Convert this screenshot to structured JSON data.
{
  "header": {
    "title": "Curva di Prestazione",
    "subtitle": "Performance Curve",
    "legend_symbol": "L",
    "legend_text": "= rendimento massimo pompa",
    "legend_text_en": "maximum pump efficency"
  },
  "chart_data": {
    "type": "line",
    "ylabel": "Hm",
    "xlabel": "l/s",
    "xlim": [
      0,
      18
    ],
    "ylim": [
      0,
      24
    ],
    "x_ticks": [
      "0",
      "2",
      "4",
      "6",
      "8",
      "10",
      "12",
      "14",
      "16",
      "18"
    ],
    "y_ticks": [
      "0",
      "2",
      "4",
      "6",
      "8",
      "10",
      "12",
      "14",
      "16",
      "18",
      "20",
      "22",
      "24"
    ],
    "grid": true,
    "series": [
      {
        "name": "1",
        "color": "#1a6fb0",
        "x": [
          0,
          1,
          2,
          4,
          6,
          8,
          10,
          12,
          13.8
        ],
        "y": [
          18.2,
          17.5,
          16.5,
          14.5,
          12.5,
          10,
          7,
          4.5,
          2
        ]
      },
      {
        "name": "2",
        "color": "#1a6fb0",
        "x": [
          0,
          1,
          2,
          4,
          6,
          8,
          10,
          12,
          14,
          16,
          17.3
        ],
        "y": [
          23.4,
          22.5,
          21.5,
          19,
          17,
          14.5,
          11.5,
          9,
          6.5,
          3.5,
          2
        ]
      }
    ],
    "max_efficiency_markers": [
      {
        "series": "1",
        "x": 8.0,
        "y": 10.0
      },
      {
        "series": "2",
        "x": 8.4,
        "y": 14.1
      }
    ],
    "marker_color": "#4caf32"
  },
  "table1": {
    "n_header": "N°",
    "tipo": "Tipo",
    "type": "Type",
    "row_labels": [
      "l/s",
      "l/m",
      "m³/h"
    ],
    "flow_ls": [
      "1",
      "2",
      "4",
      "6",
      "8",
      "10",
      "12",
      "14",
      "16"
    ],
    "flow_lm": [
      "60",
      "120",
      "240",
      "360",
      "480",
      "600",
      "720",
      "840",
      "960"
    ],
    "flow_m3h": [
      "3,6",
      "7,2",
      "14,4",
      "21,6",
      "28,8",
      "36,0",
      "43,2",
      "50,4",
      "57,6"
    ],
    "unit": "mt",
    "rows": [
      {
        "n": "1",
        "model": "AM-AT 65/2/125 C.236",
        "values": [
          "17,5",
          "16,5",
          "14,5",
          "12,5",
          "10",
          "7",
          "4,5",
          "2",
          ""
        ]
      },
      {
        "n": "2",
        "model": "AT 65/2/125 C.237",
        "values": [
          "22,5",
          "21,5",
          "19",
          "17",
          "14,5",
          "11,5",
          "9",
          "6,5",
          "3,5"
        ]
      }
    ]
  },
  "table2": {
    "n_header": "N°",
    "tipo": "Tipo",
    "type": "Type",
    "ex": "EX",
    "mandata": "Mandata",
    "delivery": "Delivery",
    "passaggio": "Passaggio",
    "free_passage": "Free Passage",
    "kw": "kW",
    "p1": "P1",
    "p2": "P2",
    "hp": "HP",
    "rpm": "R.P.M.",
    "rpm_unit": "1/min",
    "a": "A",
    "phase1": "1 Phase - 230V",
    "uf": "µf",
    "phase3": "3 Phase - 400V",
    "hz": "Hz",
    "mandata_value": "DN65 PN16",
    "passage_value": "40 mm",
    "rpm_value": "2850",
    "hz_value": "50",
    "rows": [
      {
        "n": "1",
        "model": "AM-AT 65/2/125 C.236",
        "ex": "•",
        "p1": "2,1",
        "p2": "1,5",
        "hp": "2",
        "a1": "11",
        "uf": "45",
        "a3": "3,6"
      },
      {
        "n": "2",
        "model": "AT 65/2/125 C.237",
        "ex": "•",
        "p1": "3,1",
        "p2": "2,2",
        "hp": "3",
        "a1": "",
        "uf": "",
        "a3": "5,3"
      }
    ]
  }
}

__WHAT IS ASKED__
Every entry should be output exactly as written, please.

__RESPONSE TO THIS EXERCISE__
Convert this screenshot to structured JSON data.
{
  "header": {
    "title": "Curva di Prestazione",
    "subtitle": "Performance Curve",
    "legend_symbol": "L",
    "legend_text": "= rendimento massimo pompa",
    "legend_text_en": "maximum pump efficency"
  },
  "chart_data": {
    "type": "line",
    "ylabel": "Hm",
    "xlabel": "l/s",
    "xlim": [
      0,
      18
    ],
    "ylim": [
      0,
      24
    ],
    "x_ticks": [
      "0",
      "2",
      "4",
      "6",
      "8",
      "10",
      "12",
      "14",
      "16",
      "18"
    ],
    "y_ticks": [
      "0",
      "2",
      "4",
      "6",
      "8",
      "10",
      "12",
      "14",
      "16",
      "18",
      "20",
      "22",
      "24"
    ],
    "grid": true,
    "series": [
      {
        "name": "1",
        "color": "#1a6fb0",
        "x": [
          0,
          1,
          2,
          4,
          6,
          8,
          10,
          12,
          13.8
        ],
        "y": [
          18.2,
          17.5,
          16.5,
          14.5,
          12.5,
          10,
          7,
          4.5,
          2
        ]
      },
      {
        "name": "2",
        "color": "#1a6fb0",
        "x": [
          0,
          1,
          2,
          4,
          6,
          8,
          10,
          12,
          14,
          16,
          17.3
        ],
        "y": [
          23.4,
          22.5,
          21.5,
          19,
          17,
          14.5,
          11.5,
          9,
          6.5,
          3.5,
          2
        ]
      }
    ],
    "max_efficiency_markers": [
      {
        "series": "1",
        "x": 8.0,
        "y": 10.0
      },
      {
        "series": "2",
        "x": 8.4,
        "y": 14.1
      }
    ],
    "marker_color": "#4caf32"
  },
  "table1": {
    "n_header": "N°",
    "tipo": "Tipo",
    "type": "Type",
    "row_labels": [
      "l/s",
      "l/m",
      "m³/h"
    ],
    "flow_ls": [
      "1",
      "2",
      "4",
      "6",
      "8",
      "10",
      "12",
      "14",
      "16"
    ],
    "flow_lm": [
      "60",
      "120",
      "240",
      "360",
      "480",
      "600",
      "720",
      "840",
      "960"
    ],
    "flow_m3h": [
      "3,6",
      "7,2",
      "14,4",
      "21,6",
      "28,8",
      "36,0",
      "43,2",
      "50,4",
      "57,6"
    ],
    "unit": "mt",
    "rows": [
      {
        "n": "1",
        "model": "AM-AT 65/2/125 C.236",
        "values": [
          "17,5",
          "16,5",
          "14,5",
          "12,5",
          "10",
          "7",
          "4,5",
          "2",
          ""
        ]
      },
      {
        "n": "2",
        "model": "AT 65/2/125 C.237",
        "values": [
          "22,5",
          "21,5",
          "19",
          "17",
          "14,5",
          "11,5",
          "9",
          "6,5",
          "3,5"
        ]
      }
    ]
  },
  "table2": {
    "n_header": "N°",
    "tipo": "Tipo",
    "type": "Type",
    "ex": "EX",
    "mandata": "Mandata",
    "delivery": "Delivery",
    "passaggio": "Passaggio",
    "free_passage": "Free Passage",
    "kw": "kW",
    "p1": "P1",
    "p2": "P2",
    "hp": "HP",
    "rpm": "R.P.M.",
    "rpm_unit": "1/min",
    "a": "A",
    "phase1": "1 Phase - 230V",
    "uf": "µf",
    "phase3": "3 Phase - 400V",
    "hz": "Hz",
    "mandata_value": "DN65 PN16",
    "passage_value": "40 mm",
    "rpm_value": "2850",
    "hz_value": "50",
    "rows": [
      {
        "n": "1",
        "model": "AM-AT 65/2/125 C.236",
        "ex": "•",
        "p1": "2,1",
        "p2": "1,5",
        "hp": "2",
        "a1": "11",
        "uf": "45",
        "a3": "3,6"
      },
      {
        "n": "2",
        "model": "AT 65/2/125 C.237",
        "ex": "•",
        "p1": "3,1",
        "p2": "2,2",
        "hp": "3",
        "a1": "",
        "uf": "",
        "a3": "5,3"
      }
    ]
  }
}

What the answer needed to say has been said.